— begin Exercise material —

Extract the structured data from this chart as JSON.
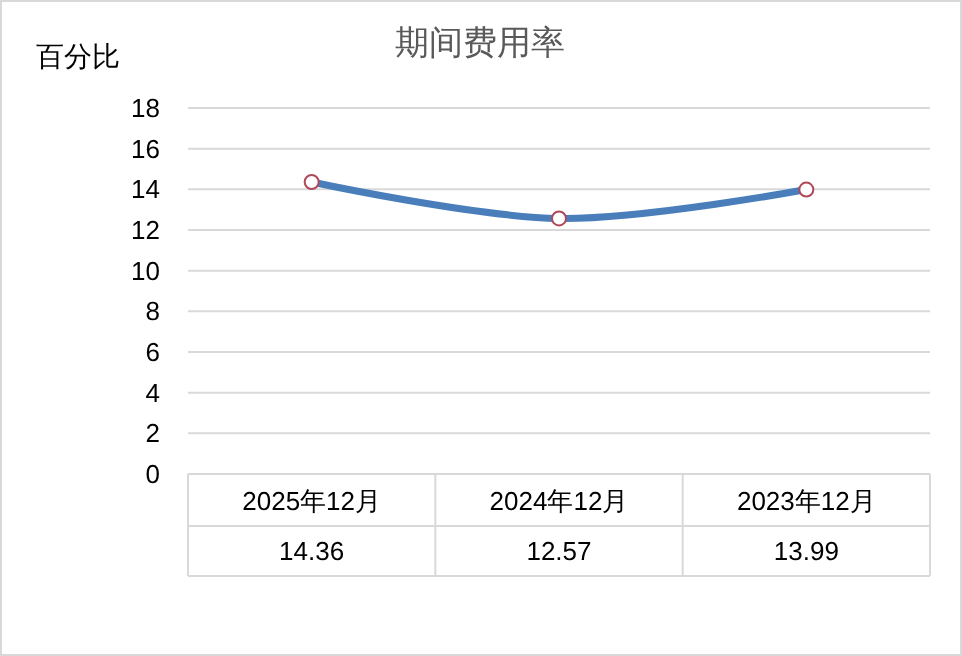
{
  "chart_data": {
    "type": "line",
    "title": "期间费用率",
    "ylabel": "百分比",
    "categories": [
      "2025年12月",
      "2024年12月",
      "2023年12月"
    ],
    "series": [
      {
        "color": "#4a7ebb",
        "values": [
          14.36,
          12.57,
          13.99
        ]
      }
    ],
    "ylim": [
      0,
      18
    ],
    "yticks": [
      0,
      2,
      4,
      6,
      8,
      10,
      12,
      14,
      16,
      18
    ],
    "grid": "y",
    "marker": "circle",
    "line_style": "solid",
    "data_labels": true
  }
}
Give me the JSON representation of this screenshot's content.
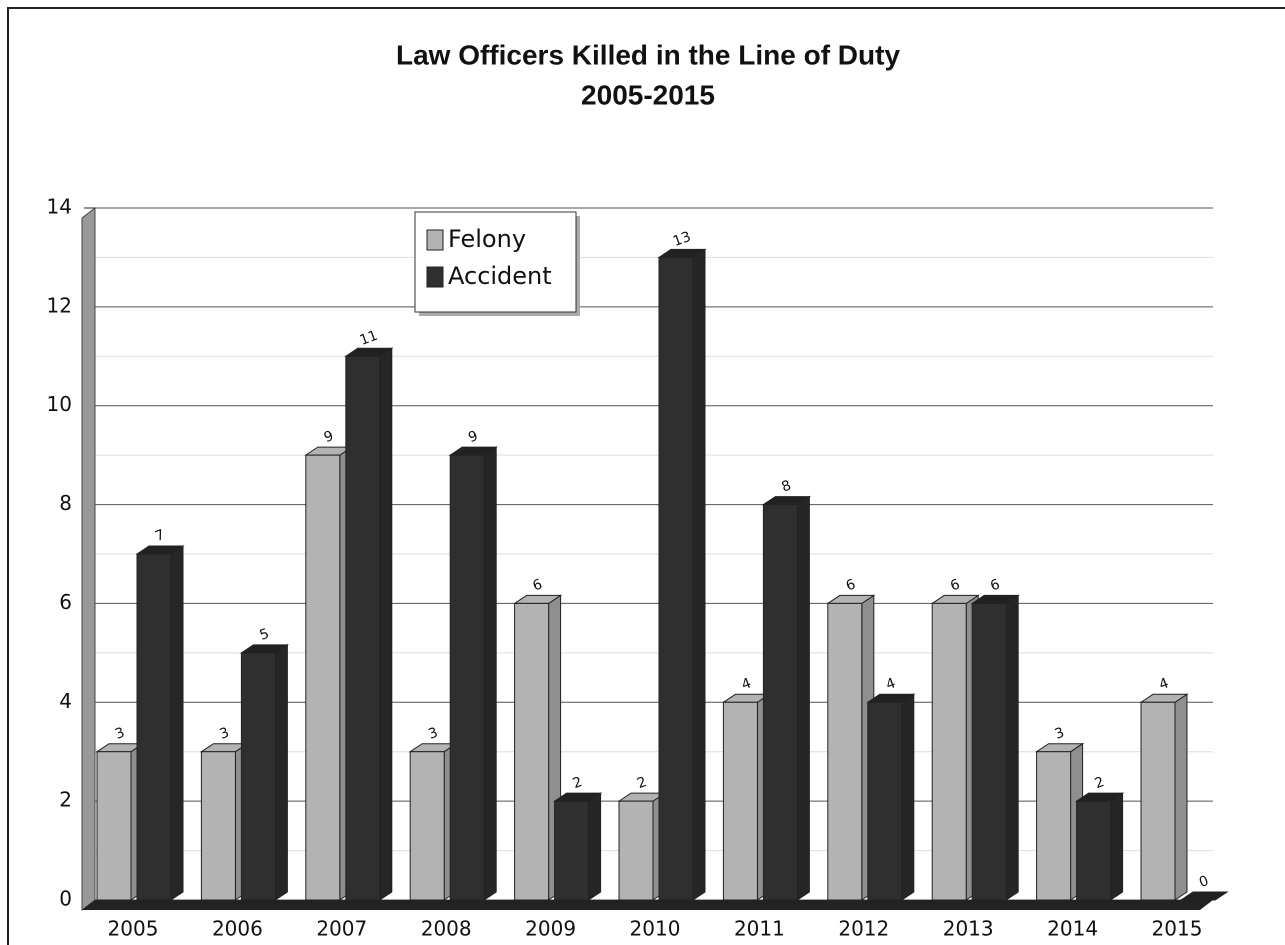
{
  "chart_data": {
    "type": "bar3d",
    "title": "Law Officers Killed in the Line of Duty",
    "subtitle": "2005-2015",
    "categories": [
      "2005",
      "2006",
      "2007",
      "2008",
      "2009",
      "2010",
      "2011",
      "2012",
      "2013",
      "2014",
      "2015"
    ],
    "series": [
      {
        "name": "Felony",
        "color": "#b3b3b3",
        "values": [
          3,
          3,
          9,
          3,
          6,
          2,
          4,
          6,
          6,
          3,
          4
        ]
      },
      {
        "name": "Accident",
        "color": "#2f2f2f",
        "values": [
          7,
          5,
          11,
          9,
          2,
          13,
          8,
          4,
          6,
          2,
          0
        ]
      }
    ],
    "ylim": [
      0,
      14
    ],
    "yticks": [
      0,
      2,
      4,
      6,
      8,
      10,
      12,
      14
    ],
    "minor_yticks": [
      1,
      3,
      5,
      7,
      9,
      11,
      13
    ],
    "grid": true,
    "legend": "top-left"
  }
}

— end Exercise material —
— begin Exercise material —

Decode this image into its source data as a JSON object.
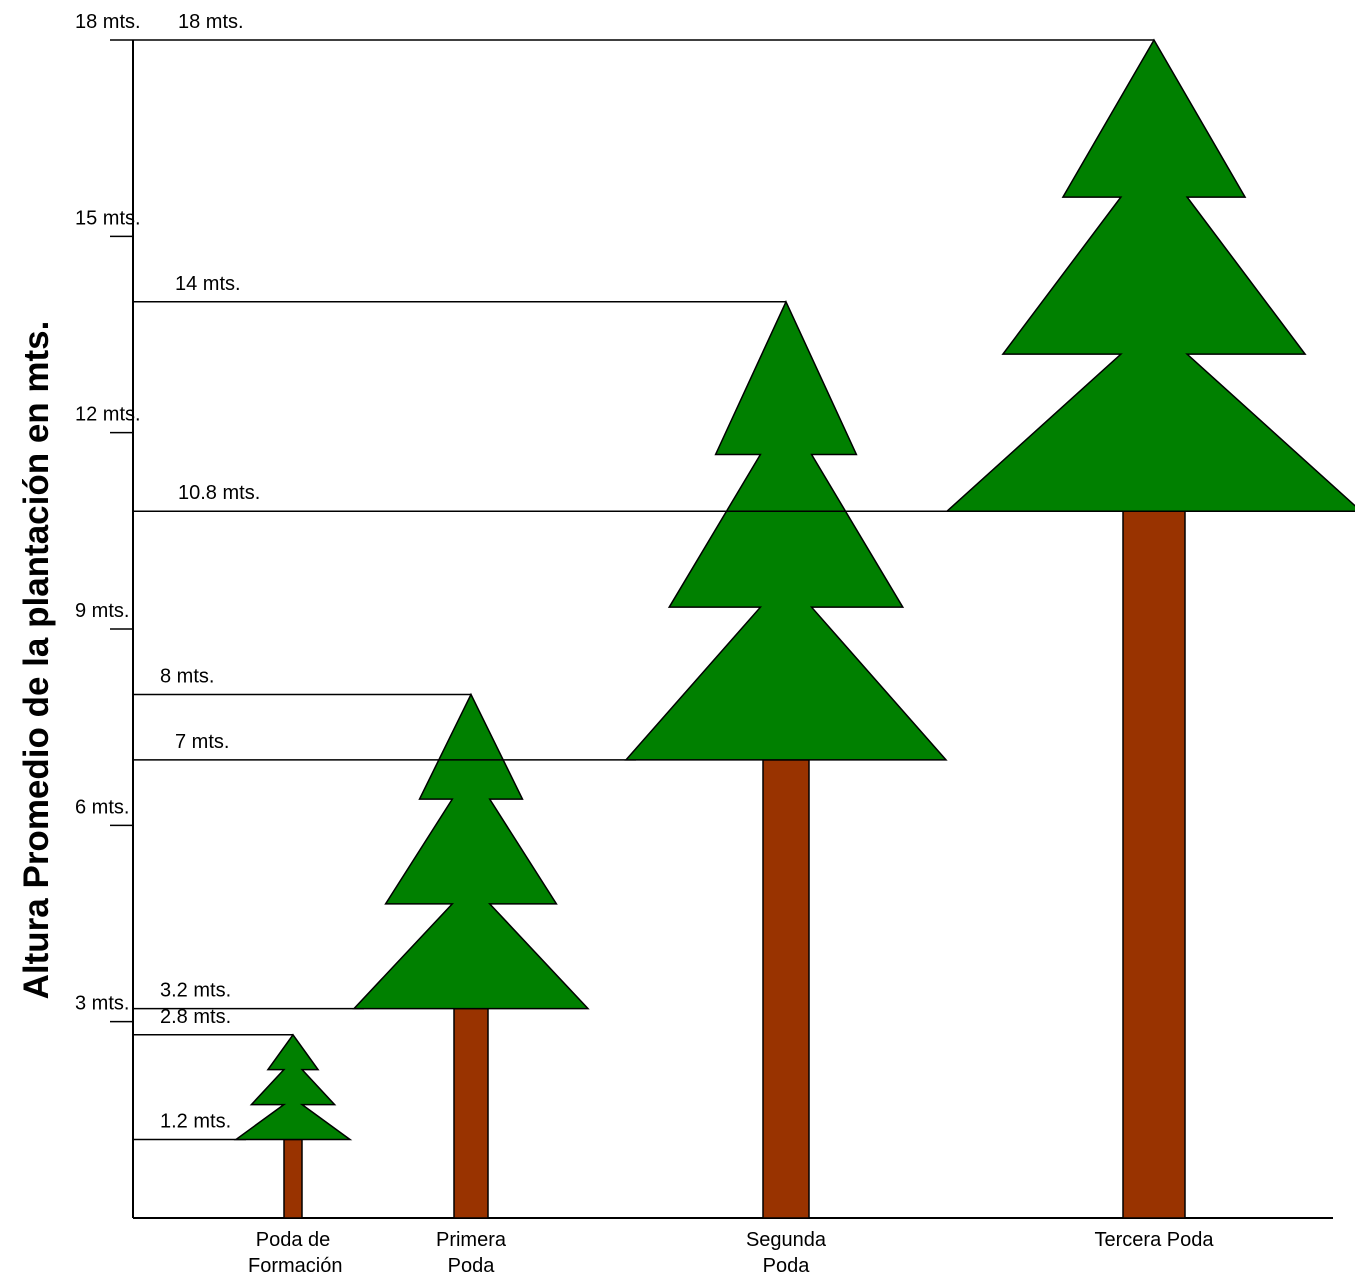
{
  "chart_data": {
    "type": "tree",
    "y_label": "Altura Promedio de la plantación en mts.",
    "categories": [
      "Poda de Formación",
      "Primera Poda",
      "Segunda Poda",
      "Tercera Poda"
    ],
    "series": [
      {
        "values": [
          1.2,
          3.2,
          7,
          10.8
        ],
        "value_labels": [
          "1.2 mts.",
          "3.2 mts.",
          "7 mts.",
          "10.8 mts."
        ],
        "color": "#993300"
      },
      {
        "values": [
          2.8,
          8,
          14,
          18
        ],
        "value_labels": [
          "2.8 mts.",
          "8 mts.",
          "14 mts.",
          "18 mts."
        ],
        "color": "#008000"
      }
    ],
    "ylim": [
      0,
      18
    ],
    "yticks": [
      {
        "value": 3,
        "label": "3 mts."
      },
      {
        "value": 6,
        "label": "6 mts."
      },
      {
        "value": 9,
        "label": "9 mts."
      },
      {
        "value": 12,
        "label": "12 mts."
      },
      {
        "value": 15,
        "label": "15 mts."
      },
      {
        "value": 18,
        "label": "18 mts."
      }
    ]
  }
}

— end Exercise material —

**Problem requirements**
Collect each line containing the string "color".

**Reply**
        "color": "#4a7ebb",
        "color": "#b3b3b3",
        "color": "#2f2f2f",
        "color": "#993300"
        "color": "#008000"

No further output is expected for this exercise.